> **THE EXERCISE**
Continue the text on low-cost ways CIOs spur innovation from where it stops.

> **GIVEN TEXT**
_ _ _ _ _

Experienced executives and consultants say IT leaders can spur innovation without big budgets by creating low-cost opportunities and systems that push ideas forward. Here are six ways CIOs are doing just that.

Create the right systems and culture for IT to find opportunities

Strategic seating arrangements can spur creative thinking, according to Red Hat CIO Mike Kelly.

“Innovation happens at the intersection of functions; it organically comes from people closest to a problem,” he says. That’s one reason why he co-locates some of his technology staff with the business units they support, pointing to how one particular innovative solution resulted from the co-location practice, when a Red Hat IT staffer saw his finance department colleagues processing orders manually and thought automation could not only speed the task but transform the entire process.

“At the time [in 2016] we were saying we had to transform and scale and grow, and this was a real tangible example of how it could happen,” Kelly says.

Of course, co-location alone isn’t enough, he admits; innovation also needs discipline to succeed.

“I want to innovate in an operationally excellent way. This is where the management system comes into play,” he says, explaining that all ideas (including the automation proposal) must demonstrate that they can deliver ROIs worth pursuing.

Kelly says he and his management team vet innovative suggestions that bubble up from front-line workers and help them develop business cases to advance their ideas. That kind of structured support, Kelly adds, is critical for keeping the pipeline of ideas flowing. “When people come forward, you can’t shut them down,” he says.

Partner with vendors

Steve Bates, a partner and global leader for the CIO Center of Excellence at the advisory firm KPMG, advises CIOs looking to innovate on a budget to work more closely with their vendors and third-party partners.

_ _ _ _ _

> **INFORMATION GIVEN**
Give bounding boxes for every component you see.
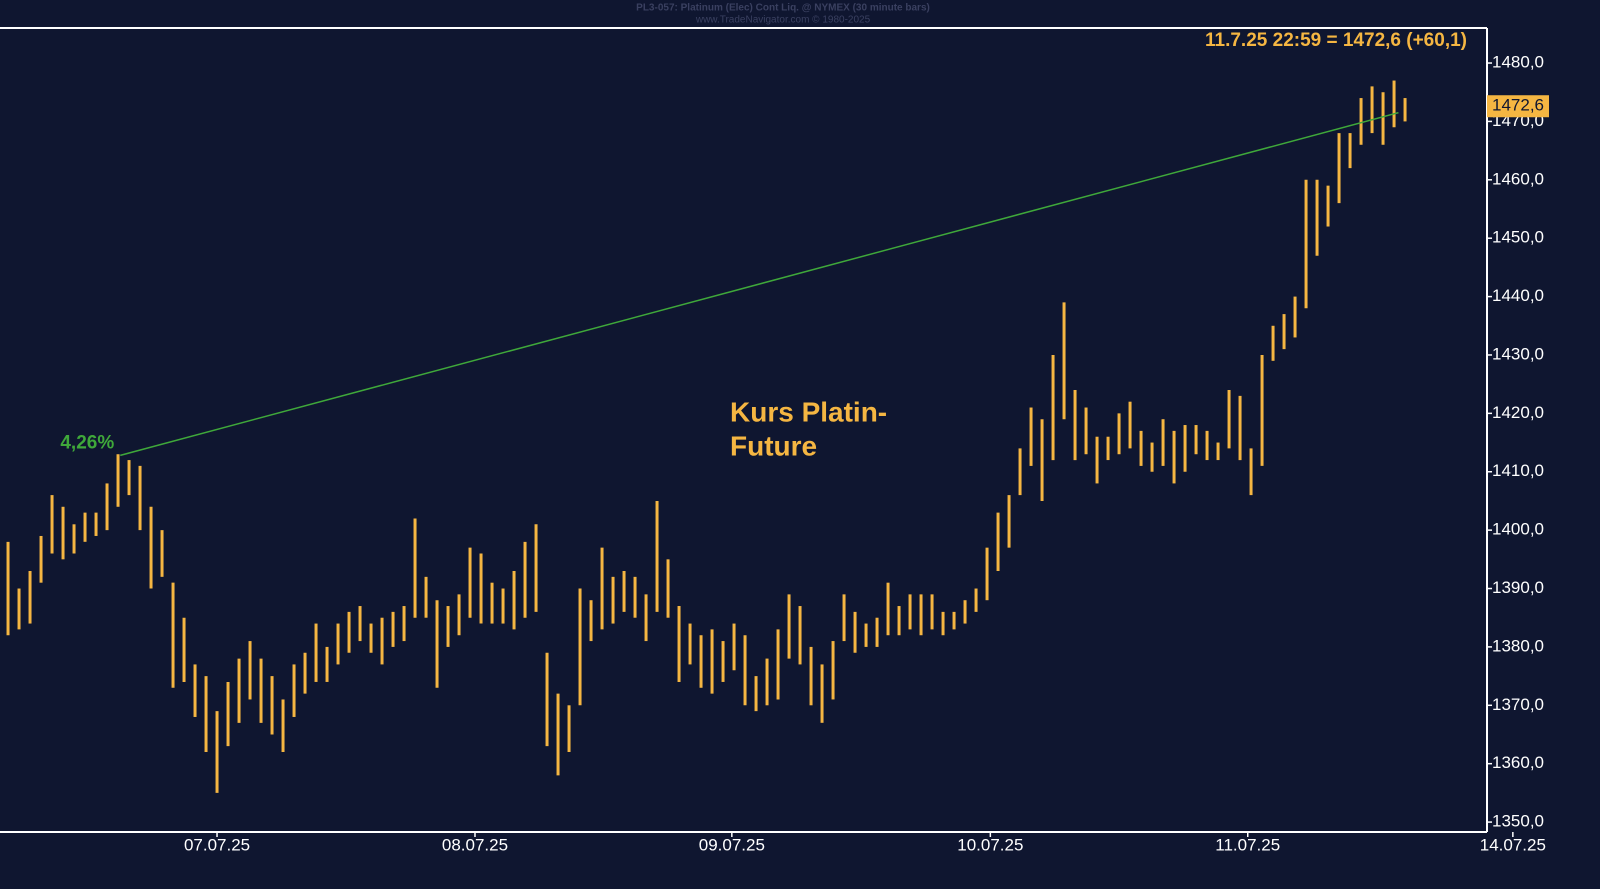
last-price-tag — [1487, 95, 1549, 118]
trendline-label: 4,26% — [60, 432, 114, 453]
headline: 11.7.25 22:59 = 1472,6 (+60,1) — [1205, 30, 1467, 51]
x-tick-label: 08.07.25 — [442, 835, 508, 854]
chart-subtitle: www.TradeNavigator.com © 1980-2025 — [695, 15, 871, 26]
x-tick-label: 09.07.25 — [699, 835, 765, 854]
last-price-label: 1472,6 — [1492, 96, 1544, 115]
x-tick-label: 10.07.25 — [957, 835, 1023, 854]
y-tick-label: 1390,0 — [1492, 578, 1544, 597]
y-tick-label: 1410,0 — [1492, 461, 1544, 480]
y-tick-label: 1420,0 — [1492, 403, 1544, 422]
y-tick-label: 1370,0 — [1492, 695, 1544, 714]
y-tick-label: 1440,0 — [1492, 286, 1544, 305]
x-tick-label: 11.07.25 — [1215, 835, 1280, 854]
annotation: Future — [730, 430, 817, 461]
y-tick-label: 1400,0 — [1492, 520, 1544, 539]
y-tick-label: 1480,0 — [1492, 53, 1544, 72]
y-tick-label: 1450,0 — [1492, 228, 1544, 247]
x-tick-label: 07.07.25 — [184, 835, 250, 854]
y-tick-label: 1350,0 — [1492, 812, 1544, 831]
chart-title: PL3-057: Platinum (Elec) Cont Liq. @ NYM… — [636, 3, 930, 14]
y-tick-label: 1380,0 — [1492, 636, 1544, 655]
annotation: Kurs Platin- — [730, 396, 887, 427]
y-tick-label: 1430,0 — [1492, 344, 1544, 363]
x-tick-label: 14.07.25 — [1480, 835, 1546, 854]
y-tick-label: 1360,0 — [1492, 753, 1544, 772]
y-tick-label: 1460,0 — [1492, 169, 1544, 188]
trendline — [120, 111, 1399, 457]
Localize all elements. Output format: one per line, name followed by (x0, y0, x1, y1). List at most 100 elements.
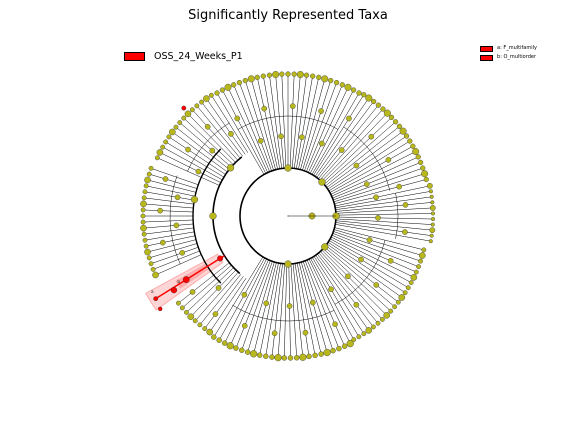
leaf-node (408, 280, 414, 285)
taxon-node (241, 322, 248, 329)
taxon-node (318, 108, 324, 114)
leaf-node (150, 266, 156, 272)
subclade-arc (395, 193, 399, 239)
leaf-node (380, 316, 385, 322)
leaf-node (140, 207, 146, 213)
leaf-node (142, 189, 148, 195)
branch (149, 243, 198, 259)
branch (311, 92, 360, 175)
highlight-node (157, 306, 163, 312)
branch (144, 191, 195, 201)
clade-node (209, 212, 217, 220)
leaf-node (206, 328, 214, 336)
branch (153, 250, 200, 270)
leaf-node (146, 255, 152, 261)
taxon-node (189, 289, 196, 295)
branch (149, 173, 198, 189)
branch (247, 261, 275, 353)
branch (277, 263, 285, 358)
clade-node (321, 243, 329, 251)
branch (199, 274, 241, 325)
leaf-node (176, 300, 181, 306)
leaf-node (187, 313, 195, 321)
branch (192, 109, 239, 161)
leaf-node (306, 353, 312, 360)
leaf-node (365, 94, 373, 102)
branch (294, 75, 307, 169)
branch (179, 122, 232, 168)
leaf-node (148, 165, 154, 171)
leaf-node (429, 227, 436, 234)
branch (325, 126, 400, 187)
branch (320, 251, 383, 320)
leaf-node (160, 144, 166, 150)
leaf-node (202, 326, 208, 331)
taxon-node (353, 301, 360, 308)
leaf-node (148, 261, 154, 267)
taxon-node (241, 291, 248, 298)
branch (144, 231, 195, 241)
clade-node (284, 260, 292, 268)
leaf-node (429, 233, 434, 238)
branch (329, 146, 413, 193)
leaf-node (429, 205, 436, 211)
leaf-node (375, 102, 381, 108)
leaf-node (260, 73, 266, 79)
taxon-node (286, 303, 293, 309)
leaf-node (143, 183, 149, 189)
clade-node (284, 164, 292, 172)
branch (334, 179, 427, 204)
leaf-node (328, 77, 334, 84)
legend-taxon-row: b: O_multiorder (480, 53, 537, 62)
highlight-node (217, 255, 224, 262)
branch (165, 141, 224, 178)
branch (313, 256, 365, 334)
branch (269, 75, 282, 169)
leaf-node (351, 337, 357, 343)
branch (253, 262, 277, 354)
branch (318, 252, 379, 324)
branch (281, 74, 287, 169)
branch (257, 77, 278, 170)
leaf-node (312, 352, 318, 359)
branch (245, 80, 274, 171)
branch (308, 87, 349, 173)
leaf-node (189, 107, 195, 113)
leaf-node (143, 243, 149, 249)
branch (302, 80, 331, 171)
branch (333, 173, 425, 203)
branch (304, 260, 340, 349)
taxon-node (278, 133, 284, 140)
backbone-arc (192, 148, 222, 284)
legend-group-swatch (124, 52, 145, 61)
taxon-node (396, 183, 402, 190)
branch (147, 239, 197, 253)
branch (306, 84, 343, 172)
branch (326, 130, 404, 188)
branch (271, 263, 283, 358)
legend-group: OSS_24_Weeks_P1 (124, 51, 243, 62)
branch (146, 185, 196, 197)
branch (168, 136, 226, 175)
leaf-node (192, 318, 198, 324)
branch (187, 113, 236, 163)
leaf-node (281, 355, 287, 361)
branch (209, 278, 247, 333)
branch (292, 263, 304, 358)
leaf-node (383, 312, 390, 319)
leaf-node (418, 258, 423, 264)
taxon-node (174, 194, 181, 201)
leaf-node (203, 95, 210, 102)
branch (325, 245, 399, 303)
branch (309, 89, 354, 174)
subclade-arc (187, 122, 230, 172)
branch (312, 257, 360, 337)
leaf-node (426, 182, 433, 189)
branch (308, 259, 351, 344)
branch (300, 262, 328, 353)
leaf-node (208, 92, 214, 98)
branch (195, 272, 239, 322)
leaf-node (303, 72, 310, 78)
branch (318, 105, 379, 179)
leaf-node (402, 290, 408, 296)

_ _ _ _ _

> **SOLVED EXERCISE**
“It’s bringing them together to take advantage of the R&D they’ve done,” he says. “It’s setting the expectation that as a strategy partner they’ll share their thinking and share innovations that will deliver value, that that’s part of the service and package they’re providing.”

Bates says CIOs should consider asking vendors and partners to work with their own IT teams on developing innovative ideas into full-fledged features or products as a joint investment. The CIO could negotiate first use on the new item, while the vendor can then bring it to others to recoup their costs.

Jeff Shumway, CIO at Insight, a tech solutions and IT services firm, has put this approach into action. After Shumway bought an e-commerce software package for his firm, some Insight employees voiced their thoughts on how to innovate on top of the vendor’s platform. So Shumway asked the vendor to collaborate.

“We said, ‘Here’s our roadmap, here’s our goal,’ and it appealed to them. We had an idea of what we wanted to do. It’s not something that their software does out of the box, so we talked with them and they got on board,” he says. “They saw the value of the innovation that would not only help us out but that they could take back and use to help other [customers].”

Some Insight developers are now working with the vendor’s developers, lowering the investment that Shumway has to put into bringing these innovations to fruition.

Tap the masses

When veteran IT exec Rhonda Vetere wants to jumpstart creativity, she works to harness all the ideas she can find through crowdsourcing. “That’s actually free, and people want to share their ideas,” she says.

For example, in one of her past CIO positions, Vetere sought out Millennial employees across 162 countries to talk about how they prefer to work and the technology tools they’d like. She and her IT team spent about six months gathering their input through emails, video calls and surveys. That legwork sparked ideas within IT on what mobile app features to create (i.e., point and click) and how to get apps to the workers (through an internal app store).

Now executive vice president and CIO at Herbalife Nutrition, Vetere says she’s tapping into an existing company program called The Greenhouse Initiative. The initiative, started in 2017, features an online submission system open to all employees to share, view and discuss ideas as well as collaborate and vote on them. By early 2020, employees had submitted more than 4,200 ideas that generated 42,000 comments and 145,000 ratings, with 85 percent participation from its 9,500 employees.

Leverage personal passions

As CIO of U.S. Gas & Electric from 2007 to 2018, Greg Taffet saw firsthand how someone’s personal passion could mean big gains for the enterprise.

A director in his IT department had just learned about a new indexing engine technology that piqued his interest. So when that director saw customer service workers struggling to access the account information they needed to quickly address customers’ needs, he seized on the problem. Taffet remembers the director welcoming the challenge and the chance to delve deeper into learning the new technology — so much so that he found ways on his own to carve out time to work on a prototype.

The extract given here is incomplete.